REQUIRED WORK: Extract every record, keeping each one exactly as it is.
***** MATERIAL SHOWN *****
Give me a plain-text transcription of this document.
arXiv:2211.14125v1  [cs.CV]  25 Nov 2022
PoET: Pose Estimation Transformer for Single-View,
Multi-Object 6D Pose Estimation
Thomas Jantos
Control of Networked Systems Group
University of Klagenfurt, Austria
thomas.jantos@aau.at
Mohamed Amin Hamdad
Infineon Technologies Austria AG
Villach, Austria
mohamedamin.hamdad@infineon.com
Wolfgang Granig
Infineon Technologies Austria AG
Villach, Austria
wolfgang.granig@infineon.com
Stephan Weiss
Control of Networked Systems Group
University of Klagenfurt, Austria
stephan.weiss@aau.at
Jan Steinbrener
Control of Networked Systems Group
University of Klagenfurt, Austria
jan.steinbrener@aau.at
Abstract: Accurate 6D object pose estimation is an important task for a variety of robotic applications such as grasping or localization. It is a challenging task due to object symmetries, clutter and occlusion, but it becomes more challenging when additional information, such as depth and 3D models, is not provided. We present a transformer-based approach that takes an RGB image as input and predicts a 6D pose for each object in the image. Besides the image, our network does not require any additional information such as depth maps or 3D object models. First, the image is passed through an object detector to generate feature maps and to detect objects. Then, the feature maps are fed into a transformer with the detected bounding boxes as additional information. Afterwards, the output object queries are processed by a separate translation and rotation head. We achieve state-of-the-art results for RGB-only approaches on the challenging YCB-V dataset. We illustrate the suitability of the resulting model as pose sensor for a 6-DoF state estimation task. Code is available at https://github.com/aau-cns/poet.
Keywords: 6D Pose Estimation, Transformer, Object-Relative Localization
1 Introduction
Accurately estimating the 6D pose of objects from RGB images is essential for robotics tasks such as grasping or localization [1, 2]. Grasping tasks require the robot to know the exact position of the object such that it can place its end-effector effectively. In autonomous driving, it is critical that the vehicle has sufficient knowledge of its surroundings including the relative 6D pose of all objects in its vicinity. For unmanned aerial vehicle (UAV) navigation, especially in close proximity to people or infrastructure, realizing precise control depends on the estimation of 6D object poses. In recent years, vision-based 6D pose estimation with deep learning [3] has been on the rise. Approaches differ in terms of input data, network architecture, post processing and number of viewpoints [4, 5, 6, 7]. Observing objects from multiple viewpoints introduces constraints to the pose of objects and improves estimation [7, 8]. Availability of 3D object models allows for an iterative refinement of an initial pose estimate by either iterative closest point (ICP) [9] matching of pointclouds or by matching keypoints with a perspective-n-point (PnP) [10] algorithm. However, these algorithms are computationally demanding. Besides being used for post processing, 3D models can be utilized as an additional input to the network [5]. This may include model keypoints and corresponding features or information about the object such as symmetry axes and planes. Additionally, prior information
*****
PROBLEM SOLUTION:
Give me a plain-text transcription of this document.
arXiv:2211.14125v1  [cs.CV]  25 Nov 2022
PoET: Pose Estimation Transformer for Single-View,
Multi-Object 6D Pose Estimation
Thomas Jantos
Control of Networked Systems Group
University of Klagenfurt, Austria
thomas.jantos@aau.at
Mohamed Amin Hamdad
Infineon Technologies Austria AG
Villach, Austria
mohamedamin.hamdad@infineon.com
Wolfgang Granig
Infineon Technologies Austria AG
Villach, Austria
wolfgang.granig@infineon.com
Stephan Weiss
Control of Networked Systems Group
University of Klagenfurt, Austria
stephan.weiss@aau.at
Jan Steinbrener
Control of Networked Systems Group
University of Klagenfurt, Austria
jan.steinbrener@aau.at
Abstract: Accurate 6D object pose estimation is an important task for a variety of robotic applications such as grasping or localization. It is a challenging task due to object symmetries, clutter and occlusion, but it becomes more challenging when additional information, such as depth and 3D models, is not provided. We present a transformer-based approach that takes an RGB image as input and predicts a 6D pose for each object in the image. Besides the image, our network does not require any additional information such as depth maps or 3D object models. First, the image is passed through an object detector to generate feature maps and to detect objects. Then, the feature maps are fed into a transformer with the detected bounding boxes as additional information. Afterwards, the output object queries are processed by a separate translation and rotation head. We achieve state-of-the-art results for RGB-only approaches on the challenging YCB-V dataset. We illustrate the suitability of the resulting model as pose sensor for a 6-DoF state estimation task. Code is available at https://github.com/aau-cns/poet.
Keywords: 6D Pose Estimation, Transformer, Object-Relative Localization
1 Introduction
Accurately estimating the 6D pose of objects from RGB images is essential for robotics tasks such as grasping or localization [1, 2]. Grasping tasks require the robot to know the exact position of the object such that it can place its end-effector effectively. In autonomous driving, it is critical that the vehicle has sufficient knowledge of its surroundings including the relative 6D pose of all objects in its vicinity. For unmanned aerial vehicle (UAV) navigation, especially in close proximity to people or infrastructure, realizing precise control depends on the estimation of 6D object poses. In recent years, vision-based 6D pose estimation with deep learning [3] has been on the rise. Approaches differ in terms of input data, network architecture, post processing and number of viewpoints [4, 5, 6, 7]. Observing objects from multiple viewpoints introduces constraints to the pose of objects and improves estimation [7, 8]. Availability of 3D object models allows for an iterative refinement of an initial pose estimate by either iterative closest point (ICP) [9] matching of pointclouds or by matching keypoints with a perspective-n-point (PnP) [10] algorithm. However, these algorithms are computationally demanding. Besides being used for post processing, 3D models can be utilized as an additional input to the network [5]. This may include model keypoints and corresponding features or information about the object such as symmetry axes and planes. Additionally, prior information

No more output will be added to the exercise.